◆ **PERGUNTAS A RESPONDER**
1. Segundo o texto sobre o incêndio na Boate Kiss, por que os seguranças impediram diversas vítimas de deixar o local? Responda em uma a três frases.
2. Devolva do texto sobre o incêndio na Boate Kiss o trecho que vai de "Há 10 anos o" a "brilhantes, chamado sputnik.", copiado sem nenhuma alteração.

◆ **TRECHO APRESENTADO**
____
Meu filho amado, eu estava contigo quando abriste teus olhinhos, pela primeira vez. Mas não pude estar ao teu lado quando fechaste pela última vez. Isso dói muito e nunca vai sarar”.

O que aconteceu?
Há 10 anos o País lidava com um dos incêndios mais trágicos da sua história, que ocorreu durante o show da banda Gurizada Fandangueira na Boate Kiss em Santa Maria, no Rio Grande do Sul. Foram 242 vítimas e outros 636 feridos que tiveram suas trajetórias marcadas ou finalizadas pelas chamas.
Investigações constataram que o princípio do incêndio na apresentação pirotécnica do vocalista da banda, Marcelo de Jesus dos Santos, ocorreu por meio do uso de um sinalizador que solta faíscas brilhantes, chamado sputnik.
Os fogos soltados no interior do local atingiram a espuma de isolamento sonoro no teto alastrando o fogo que passou a expelir uma fumaça tóxica, com componentes como cianeto, causando a morte por sufocamento de boa parte das vítimas.
Além da fumaça e do fogo, a falta de ventilação no ambiente, saídas de emergência e extintores de incêndio vencidos também tornaram a fuga impossível. Outra questão foi que diversas vítimas foram impedidas de deixar o local pelos seguranças por ordem dos donos que temiam que não pagassem a conta. Por conta da negligência, os dois sócios do local também respondem pelo crime.

Dentre as quatro pessoas que foram acusadas estão, além do músico Marcelo Santos, os sócios proprietários da boate Elissandro Callegaro Spohr e Mauro Lodeiro Hoffmann, e o produtor musical da banda, Luciano Augusto Bonilha Leão, que comprou os fogos de artifício.
As famílias que lidam com suas perdas lutam até hoje por justiça visto que todos os acusados continuam soltos. Em outubro de 2022, a 1ª Câmara Criminal do Tribunal de Justiça gaúcho decidiu pela anulação do júri dos quatro. Eles foram soltos e ainda esperam por novo julgamento.
Em entrevista na época, Flávio José da Silva, que presidiu a Associação dos Familiares de Vítimas e Sobreviventes da Tragédia de Santa Maria (AVTSM) e é pai de Adrielle Silva, vítima do incêndio, disse que esperava a redução das penas, mas não a anulação. “A gente vem lutando há praticamente dez anos e a gente já perdeu algumas batalhas, mas a guerra é muito grande”, disse.
Como está o processo judicial no momento?
____
◆ **MATERIAL FORNECIDO**
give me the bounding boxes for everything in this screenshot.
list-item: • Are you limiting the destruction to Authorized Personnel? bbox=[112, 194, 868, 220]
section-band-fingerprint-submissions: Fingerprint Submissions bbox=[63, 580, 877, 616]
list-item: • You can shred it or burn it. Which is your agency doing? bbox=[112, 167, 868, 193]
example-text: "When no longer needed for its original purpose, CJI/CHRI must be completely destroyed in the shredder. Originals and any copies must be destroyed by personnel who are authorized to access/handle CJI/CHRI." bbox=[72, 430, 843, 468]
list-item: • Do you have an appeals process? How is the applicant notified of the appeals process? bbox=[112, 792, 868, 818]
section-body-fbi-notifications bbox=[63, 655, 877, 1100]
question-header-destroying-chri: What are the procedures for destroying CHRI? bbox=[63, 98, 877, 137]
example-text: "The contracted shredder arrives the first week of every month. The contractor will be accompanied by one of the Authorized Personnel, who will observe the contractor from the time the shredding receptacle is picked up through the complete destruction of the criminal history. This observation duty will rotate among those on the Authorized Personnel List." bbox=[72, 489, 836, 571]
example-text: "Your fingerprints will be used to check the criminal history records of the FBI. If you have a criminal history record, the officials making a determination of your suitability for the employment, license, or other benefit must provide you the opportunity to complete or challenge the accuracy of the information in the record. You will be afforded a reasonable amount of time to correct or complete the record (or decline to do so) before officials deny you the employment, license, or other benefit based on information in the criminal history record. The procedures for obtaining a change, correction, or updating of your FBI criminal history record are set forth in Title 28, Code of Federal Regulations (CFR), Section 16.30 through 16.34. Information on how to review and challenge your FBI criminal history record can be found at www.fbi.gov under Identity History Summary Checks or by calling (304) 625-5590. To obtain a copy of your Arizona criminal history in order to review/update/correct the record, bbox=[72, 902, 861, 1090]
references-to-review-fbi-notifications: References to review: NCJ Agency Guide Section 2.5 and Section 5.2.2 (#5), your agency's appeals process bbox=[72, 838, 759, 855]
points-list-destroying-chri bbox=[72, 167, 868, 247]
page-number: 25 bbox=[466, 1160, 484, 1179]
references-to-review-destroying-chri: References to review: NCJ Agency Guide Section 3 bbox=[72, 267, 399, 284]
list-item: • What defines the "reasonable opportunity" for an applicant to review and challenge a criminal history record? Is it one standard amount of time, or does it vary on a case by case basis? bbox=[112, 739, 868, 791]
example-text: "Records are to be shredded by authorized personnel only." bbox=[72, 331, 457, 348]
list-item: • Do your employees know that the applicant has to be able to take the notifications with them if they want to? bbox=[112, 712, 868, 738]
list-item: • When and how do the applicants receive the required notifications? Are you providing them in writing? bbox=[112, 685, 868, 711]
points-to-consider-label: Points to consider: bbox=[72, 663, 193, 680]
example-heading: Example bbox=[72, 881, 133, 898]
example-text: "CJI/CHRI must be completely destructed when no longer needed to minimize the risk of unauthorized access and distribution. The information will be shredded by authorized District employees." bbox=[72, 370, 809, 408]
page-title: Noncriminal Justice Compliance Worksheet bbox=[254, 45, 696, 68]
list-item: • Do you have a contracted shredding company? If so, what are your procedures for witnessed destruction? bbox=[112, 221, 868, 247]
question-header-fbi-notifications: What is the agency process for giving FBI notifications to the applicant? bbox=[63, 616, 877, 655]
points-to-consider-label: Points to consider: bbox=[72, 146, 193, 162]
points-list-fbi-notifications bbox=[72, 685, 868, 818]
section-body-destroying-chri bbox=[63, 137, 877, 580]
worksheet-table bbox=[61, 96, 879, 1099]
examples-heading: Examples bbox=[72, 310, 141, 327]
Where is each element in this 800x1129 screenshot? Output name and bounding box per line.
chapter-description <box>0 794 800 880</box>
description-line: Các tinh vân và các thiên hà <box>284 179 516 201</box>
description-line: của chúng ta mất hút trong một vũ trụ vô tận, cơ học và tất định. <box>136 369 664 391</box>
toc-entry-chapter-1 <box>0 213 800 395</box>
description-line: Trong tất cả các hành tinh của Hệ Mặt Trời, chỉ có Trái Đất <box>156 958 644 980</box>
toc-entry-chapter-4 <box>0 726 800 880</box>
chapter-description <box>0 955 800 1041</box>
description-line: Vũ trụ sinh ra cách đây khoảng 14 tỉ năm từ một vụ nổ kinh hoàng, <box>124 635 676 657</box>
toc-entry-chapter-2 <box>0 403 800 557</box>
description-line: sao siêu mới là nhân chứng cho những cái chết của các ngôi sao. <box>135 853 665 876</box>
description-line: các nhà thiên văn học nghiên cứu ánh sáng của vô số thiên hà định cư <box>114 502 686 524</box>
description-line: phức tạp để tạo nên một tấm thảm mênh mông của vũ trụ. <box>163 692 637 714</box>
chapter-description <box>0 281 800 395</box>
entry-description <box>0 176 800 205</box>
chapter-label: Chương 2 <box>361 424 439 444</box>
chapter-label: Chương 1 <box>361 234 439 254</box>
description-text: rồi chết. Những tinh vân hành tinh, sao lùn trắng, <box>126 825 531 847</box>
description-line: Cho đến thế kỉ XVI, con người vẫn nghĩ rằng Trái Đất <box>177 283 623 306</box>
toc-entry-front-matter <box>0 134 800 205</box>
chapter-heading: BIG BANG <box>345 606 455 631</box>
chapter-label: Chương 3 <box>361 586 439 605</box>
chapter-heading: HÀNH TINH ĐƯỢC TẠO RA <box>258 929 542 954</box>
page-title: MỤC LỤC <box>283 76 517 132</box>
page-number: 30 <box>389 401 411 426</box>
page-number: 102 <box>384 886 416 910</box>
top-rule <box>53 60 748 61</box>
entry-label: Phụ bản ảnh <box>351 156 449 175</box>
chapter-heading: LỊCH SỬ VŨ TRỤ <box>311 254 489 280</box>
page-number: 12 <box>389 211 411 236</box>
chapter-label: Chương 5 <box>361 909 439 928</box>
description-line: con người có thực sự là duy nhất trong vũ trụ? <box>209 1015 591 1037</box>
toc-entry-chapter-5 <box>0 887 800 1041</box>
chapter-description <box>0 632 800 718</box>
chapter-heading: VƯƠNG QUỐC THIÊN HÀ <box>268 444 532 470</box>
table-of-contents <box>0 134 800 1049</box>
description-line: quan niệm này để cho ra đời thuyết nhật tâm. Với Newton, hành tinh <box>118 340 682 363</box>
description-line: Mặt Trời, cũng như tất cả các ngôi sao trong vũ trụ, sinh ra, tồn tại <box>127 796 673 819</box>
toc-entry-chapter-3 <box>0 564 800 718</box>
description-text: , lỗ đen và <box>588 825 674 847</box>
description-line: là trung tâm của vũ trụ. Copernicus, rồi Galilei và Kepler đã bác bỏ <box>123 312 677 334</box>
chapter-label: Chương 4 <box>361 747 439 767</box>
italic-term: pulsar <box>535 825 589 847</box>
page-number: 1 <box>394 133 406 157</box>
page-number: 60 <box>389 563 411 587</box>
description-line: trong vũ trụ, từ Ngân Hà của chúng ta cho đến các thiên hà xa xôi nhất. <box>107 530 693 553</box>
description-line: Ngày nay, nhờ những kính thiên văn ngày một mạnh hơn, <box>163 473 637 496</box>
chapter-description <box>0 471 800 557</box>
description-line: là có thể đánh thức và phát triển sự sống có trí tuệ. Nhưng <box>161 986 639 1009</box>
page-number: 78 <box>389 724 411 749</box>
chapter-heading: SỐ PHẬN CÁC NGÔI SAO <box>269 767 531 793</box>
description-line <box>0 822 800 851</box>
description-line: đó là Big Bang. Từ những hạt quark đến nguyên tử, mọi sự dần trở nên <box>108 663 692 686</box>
____
◆ **RESULTADOS DO EXERCÍCIO**
1. Os seguranças agiram por ordem dos donos da boate. Os donos temiam que as vítimas saíssem sem pagar a conta.

2.
Há 10 anos o País lidava com um dos incêndios mais trágicos da sua história, que ocorreu durante o show da banda Gurizada Fandangueira na Boate Kiss em Santa Maria, no Rio Grande do Sul. Foram 242 vítimas e outros 636 feridos que tiveram suas trajetórias marcadas ou finalizadas pelas chamas.
Investigações constataram que o princípio do incêndio na apresentação pirotécnica do vocalista da banda, Marcelo de Jesus dos Santos, ocorreu por meio do uso de um sinalizador que solta faíscas brilhantes, chamado sputnik.